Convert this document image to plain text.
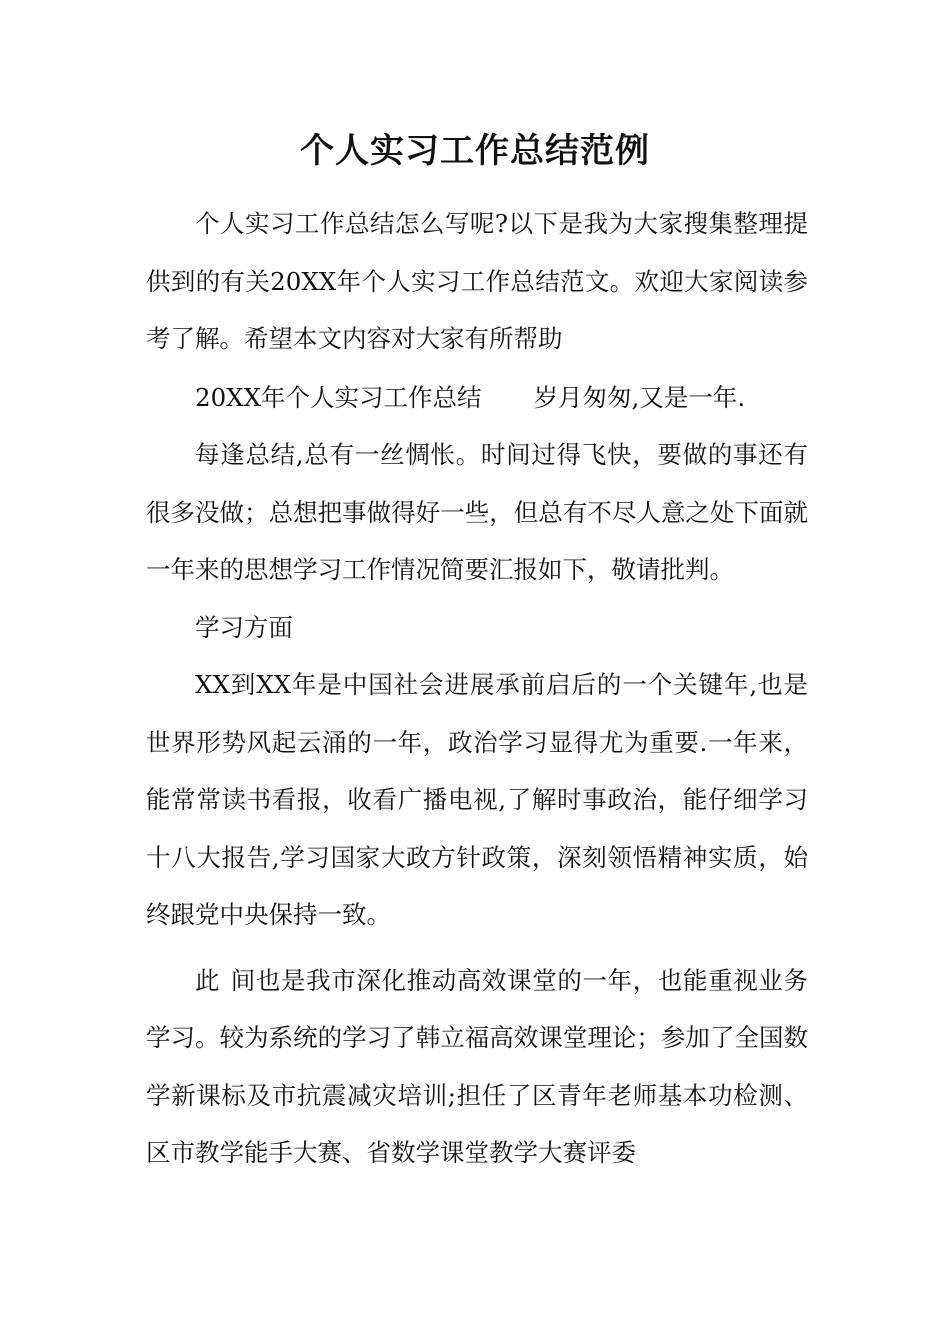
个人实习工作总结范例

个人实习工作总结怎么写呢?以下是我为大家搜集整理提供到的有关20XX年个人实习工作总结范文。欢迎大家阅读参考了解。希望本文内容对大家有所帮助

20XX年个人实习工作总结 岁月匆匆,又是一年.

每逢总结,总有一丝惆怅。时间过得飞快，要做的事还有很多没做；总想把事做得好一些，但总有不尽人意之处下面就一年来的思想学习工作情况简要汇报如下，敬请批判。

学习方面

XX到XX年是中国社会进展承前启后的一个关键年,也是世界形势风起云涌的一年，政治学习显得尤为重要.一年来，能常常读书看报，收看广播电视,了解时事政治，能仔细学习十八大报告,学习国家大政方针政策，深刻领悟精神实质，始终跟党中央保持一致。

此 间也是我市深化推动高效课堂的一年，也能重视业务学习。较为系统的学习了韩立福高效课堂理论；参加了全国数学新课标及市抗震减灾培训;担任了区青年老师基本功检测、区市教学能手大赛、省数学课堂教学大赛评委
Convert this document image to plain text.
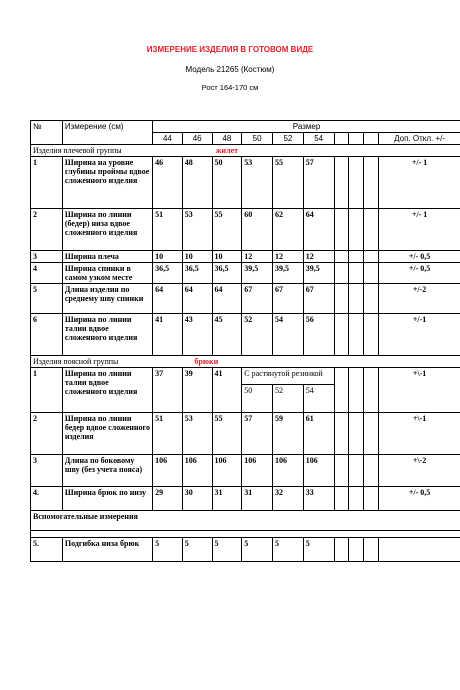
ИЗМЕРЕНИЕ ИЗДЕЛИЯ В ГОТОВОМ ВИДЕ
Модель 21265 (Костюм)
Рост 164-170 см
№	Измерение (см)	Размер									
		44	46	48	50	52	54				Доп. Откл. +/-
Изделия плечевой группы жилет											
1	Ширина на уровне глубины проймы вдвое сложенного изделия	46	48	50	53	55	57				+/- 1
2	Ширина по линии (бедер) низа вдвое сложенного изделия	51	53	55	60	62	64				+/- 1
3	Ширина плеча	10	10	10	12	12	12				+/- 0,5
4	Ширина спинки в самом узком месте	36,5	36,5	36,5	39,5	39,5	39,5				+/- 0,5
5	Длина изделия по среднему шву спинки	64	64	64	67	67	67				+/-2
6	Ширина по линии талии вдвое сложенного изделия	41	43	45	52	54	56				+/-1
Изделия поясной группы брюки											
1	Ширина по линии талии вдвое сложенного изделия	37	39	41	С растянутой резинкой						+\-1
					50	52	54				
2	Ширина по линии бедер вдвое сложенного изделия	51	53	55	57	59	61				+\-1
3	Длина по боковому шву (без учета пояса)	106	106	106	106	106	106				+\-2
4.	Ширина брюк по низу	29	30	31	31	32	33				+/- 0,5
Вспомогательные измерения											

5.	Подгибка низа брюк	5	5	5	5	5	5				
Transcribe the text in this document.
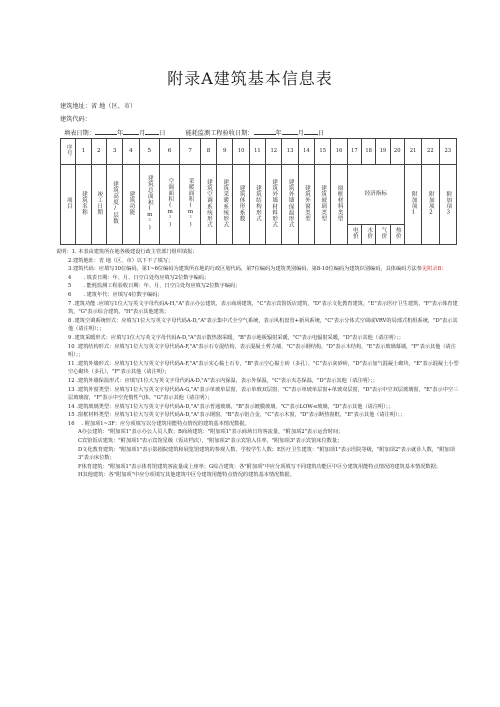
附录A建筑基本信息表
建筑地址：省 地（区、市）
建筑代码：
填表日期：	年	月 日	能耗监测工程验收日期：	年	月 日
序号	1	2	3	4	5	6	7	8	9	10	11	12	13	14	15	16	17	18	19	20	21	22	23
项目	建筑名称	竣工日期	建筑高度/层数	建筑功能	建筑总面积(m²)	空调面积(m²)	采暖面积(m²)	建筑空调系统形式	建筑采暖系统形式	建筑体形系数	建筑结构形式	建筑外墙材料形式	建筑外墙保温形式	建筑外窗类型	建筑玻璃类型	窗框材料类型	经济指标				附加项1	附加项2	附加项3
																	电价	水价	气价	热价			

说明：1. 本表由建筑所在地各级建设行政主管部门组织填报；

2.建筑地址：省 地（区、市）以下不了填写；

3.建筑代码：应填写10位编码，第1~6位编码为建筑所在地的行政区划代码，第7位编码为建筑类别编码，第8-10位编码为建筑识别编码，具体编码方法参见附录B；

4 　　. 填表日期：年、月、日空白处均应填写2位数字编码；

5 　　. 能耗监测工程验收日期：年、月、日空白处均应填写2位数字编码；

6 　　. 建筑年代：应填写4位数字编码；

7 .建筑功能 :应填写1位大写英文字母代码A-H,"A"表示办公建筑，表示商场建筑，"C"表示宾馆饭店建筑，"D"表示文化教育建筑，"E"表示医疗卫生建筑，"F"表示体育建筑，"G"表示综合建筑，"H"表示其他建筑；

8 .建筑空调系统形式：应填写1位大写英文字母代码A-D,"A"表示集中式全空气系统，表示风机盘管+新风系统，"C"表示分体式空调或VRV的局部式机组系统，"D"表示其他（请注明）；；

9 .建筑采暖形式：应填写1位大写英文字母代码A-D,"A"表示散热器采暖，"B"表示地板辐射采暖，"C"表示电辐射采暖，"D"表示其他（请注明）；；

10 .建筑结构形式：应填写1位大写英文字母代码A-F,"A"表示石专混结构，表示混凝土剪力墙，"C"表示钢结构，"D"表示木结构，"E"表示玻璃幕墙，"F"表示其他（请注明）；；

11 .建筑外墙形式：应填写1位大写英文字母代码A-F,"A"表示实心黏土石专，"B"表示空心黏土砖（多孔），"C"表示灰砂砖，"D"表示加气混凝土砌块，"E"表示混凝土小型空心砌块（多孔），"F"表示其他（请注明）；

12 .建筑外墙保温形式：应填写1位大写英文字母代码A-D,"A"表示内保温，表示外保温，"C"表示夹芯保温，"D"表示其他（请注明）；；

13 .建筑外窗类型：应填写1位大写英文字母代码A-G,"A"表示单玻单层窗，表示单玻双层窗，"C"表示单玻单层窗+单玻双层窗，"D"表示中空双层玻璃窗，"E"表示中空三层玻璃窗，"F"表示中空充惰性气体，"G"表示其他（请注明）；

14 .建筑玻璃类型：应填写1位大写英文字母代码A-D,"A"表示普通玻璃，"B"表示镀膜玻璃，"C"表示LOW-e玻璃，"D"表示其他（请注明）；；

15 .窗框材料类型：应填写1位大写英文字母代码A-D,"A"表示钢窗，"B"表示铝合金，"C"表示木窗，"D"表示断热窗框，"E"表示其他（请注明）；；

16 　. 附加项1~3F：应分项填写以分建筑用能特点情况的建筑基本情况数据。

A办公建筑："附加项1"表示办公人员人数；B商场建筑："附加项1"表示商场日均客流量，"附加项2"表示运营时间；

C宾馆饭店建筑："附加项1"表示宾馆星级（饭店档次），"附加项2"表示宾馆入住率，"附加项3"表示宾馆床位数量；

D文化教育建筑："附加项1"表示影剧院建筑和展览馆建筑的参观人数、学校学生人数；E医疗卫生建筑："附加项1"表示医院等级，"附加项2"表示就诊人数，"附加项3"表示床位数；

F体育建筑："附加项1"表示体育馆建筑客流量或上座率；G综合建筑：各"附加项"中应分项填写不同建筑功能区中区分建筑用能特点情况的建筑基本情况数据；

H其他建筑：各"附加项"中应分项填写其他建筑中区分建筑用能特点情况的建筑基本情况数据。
-*-*-
Print each line of the material above exactly, with the pictures removed from your copy.

▶ Correct result:
Convert this document image to plain text.
个人实习工作总结范例

个人实习工作总结怎么写呢?以下是我为大家搜集整理提供到的有关20XX年个人实习工作总结范文。欢迎大家阅读参考了解。希望本文内容对大家有所帮助

20XX年个人实习工作总结 岁月匆匆,又是一年.

每逢总结,总有一丝惆怅。时间过得飞快，要做的事还有很多没做；总想把事做得好一些，但总有不尽人意之处下面就一年来的思想学习工作情况简要汇报如下，敬请批判。

学习方面

XX到XX年是中国社会进展承前启后的一个关键年,也是世界形势风起云涌的一年，政治学习显得尤为重要.一年来，能常常读书看报，收看广播电视,了解时事政治，能仔细学习十八大报告,学习国家大政方针政策，深刻领悟精神实质，始终跟党中央保持一致。

此 间也是我市深化推动高效课堂的一年，也能重视业务学习。较为系统的学习了韩立福高效课堂理论；参加了全国数学新课标及市抗震减灾培训;担任了区青年老师基本功检测、区市教学能手大赛、省数学课堂教学大赛评委
Convert this document image to plain text.
ИЗМЕРЕНИЕ ИЗДЕЛИЯ В ГОТОВОМ ВИДЕ
Модель 21265 (Костюм)
Рост 164-170 см
№	Измерение (см)	Размер									
		44	46	48	50	52	54				Доп. Откл. +/-
Изделия плечевой группы жилет											
1	Ширина на уровне глубины проймы вдвое сложенного изделия	46	48	50	53	55	57				+/- 1
2	Ширина по линии (бедер) низа вдвое сложенного изделия	51	53	55	60	62	64				+/- 1
3	Ширина плеча	10	10	10	12	12	12				+/- 0,5
4	Ширина спинки в самом узком месте	36,5	36,5	36,5	39,5	39,5	39,5				+/- 0,5
5	Длина изделия по среднему шву спинки	64	64	64	67	67	67				+/-2
6	Ширина по линии талии вдвое сложенного изделия	41	43	45	52	54	56				+/-1
Изделия поясной группы брюки											
1	Ширина по линии талии вдвое сложенного изделия	37	39	41	С растянутой резинкой						+\-1
					50	52	54				
2	Ширина по линии бедер вдвое сложенного изделия	51	53	55	57	59	61				+\-1
3	Длина по боковому шву (без учета пояса)	106	106	106	106	106	106				+\-2
4.	Ширина брюк по низу	29	30	31	31	32	33				+/- 0,5
Вспомогательные измерения											

5.	Подгибка низа брюк	5	5	5	5	5	5				
Transcribe the text in this document.
附录A建筑基本信息表
建筑地址：省 地（区、市）
建筑代码：
填表日期：	年	月 日	能耗监测工程验收日期：	年	月 日
序号	1	2	3	4	5	6	7	8	9	10	11	12	13	14	15	16	17	18	19	20	21	22	23
项目	建筑名称	竣工日期	建筑高度/层数	建筑功能	建筑总面积(m²)	空调面积(m²)	采暖面积(m²)	建筑空调系统形式	建筑采暖系统形式	建筑体形系数	建筑结构形式	建筑外墙材料形式	建筑外墙保温形式	建筑外窗类型	建筑玻璃类型	窗框材料类型	经济指标				附加项1	附加项2	附加项3
																	电价	水价	气价	热价			

说明：1. 本表由建筑所在地各级建设行政主管部门组织填报；

2.建筑地址：省 地（区、市）以下不了填写；

3.建筑代码：应填写10位编码，第1~6位编码为建筑所在地的行政区划代码，第7位编码为建筑类别编码，第8-10位编码为建筑识别编码，具体编码方法参见附录B；

4 　　. 填表日期：年、月、日空白处均应填写2位数字编码；

5 　　. 能耗监测工程验收日期：年、月、日空白处均应填写2位数字编码；

6 　　. 建筑年代：应填写4位数字编码；

7 .建筑功能 :应填写1位大写英文字母代码A-H,"A"表示办公建筑，表示商场建筑，"C"表示宾馆饭店建筑，"D"表示文化教育建筑，"E"表示医疗卫生建筑，"F"表示体育建筑，"G"表示综合建筑，"H"表示其他建筑；

8 .建筑空调系统形式：应填写1位大写英文字母代码A-D,"A"表示集中式全空气系统，表示风机盘管+新风系统，"C"表示分体式空调或VRV的局部式机组系统，"D"表示其他（请注明）；；

9 .建筑采暖形式：应填写1位大写英文字母代码A-D,"A"表示散热器采暖，"B"表示地板辐射采暖，"C"表示电辐射采暖，"D"表示其他（请注明）；；

10 .建筑结构形式：应填写1位大写英文字母代码A-F,"A"表示石专混结构，表示混凝土剪力墙，"C"表示钢结构，"D"表示木结构，"E"表示玻璃幕墙，"F"表示其他（请注明）；；

11 .建筑外墙形式：应填写1位大写英文字母代码A-F,"A"表示实心黏土石专，"B"表示空心黏土砖（多孔），"C"表示灰砂砖，"D"表示加气混凝土砌块，"E"表示混凝土小型空心砌块（多孔），"F"表示其他（请注明）；

12 .建筑外墙保温形式：应填写1位大写英文字母代码A-D,"A"表示内保温，表示外保温，"C"表示夹芯保温，"D"表示其他（请注明）；；

13 .建筑外窗类型：应填写1位大写英文字母代码A-G,"A"表示单玻单层窗，表示单玻双层窗，"C"表示单玻单层窗+单玻双层窗，"D"表示中空双层玻璃窗，"E"表示中空三层玻璃窗，"F"表示中空充惰性气体，"G"表示其他（请注明）；

14 .建筑玻璃类型：应填写1位大写英文字母代码A-D,"A"表示普通玻璃，"B"表示镀膜玻璃，"C"表示LOW-e玻璃，"D"表示其他（请注明）；；

15 .窗框材料类型：应填写1位大写英文字母代码A-D,"A"表示钢窗，"B"表示铝合金，"C"表示木窗，"D"表示断热窗框，"E"表示其他（请注明）；；

16 　. 附加项1~3F：应分项填写以分建筑用能特点情况的建筑基本情况数据。

A办公建筑："附加项1"表示办公人员人数；B商场建筑："附加项1"表示商场日均客流量，"附加项2"表示运营时间；

C宾馆饭店建筑："附加项1"表示宾馆星级（饭店档次），"附加项2"表示宾馆入住率，"附加项3"表示宾馆床位数量；

D文化教育建筑："附加项1"表示影剧院建筑和展览馆建筑的参观人数、学校学生人数；E医疗卫生建筑："附加项1"表示医院等级，"附加项2"表示就诊人数，"附加项3"表示床位数；

F体育建筑："附加项1"表示体育馆建筑客流量或上座率；G综合建筑：各"附加项"中应分项填写不同建筑功能区中区分建筑用能特点情况的建筑基本情况数据；

H其他建筑：各"附加项"中应分项填写其他建筑中区分建筑用能特点情况的建筑基本情况数据。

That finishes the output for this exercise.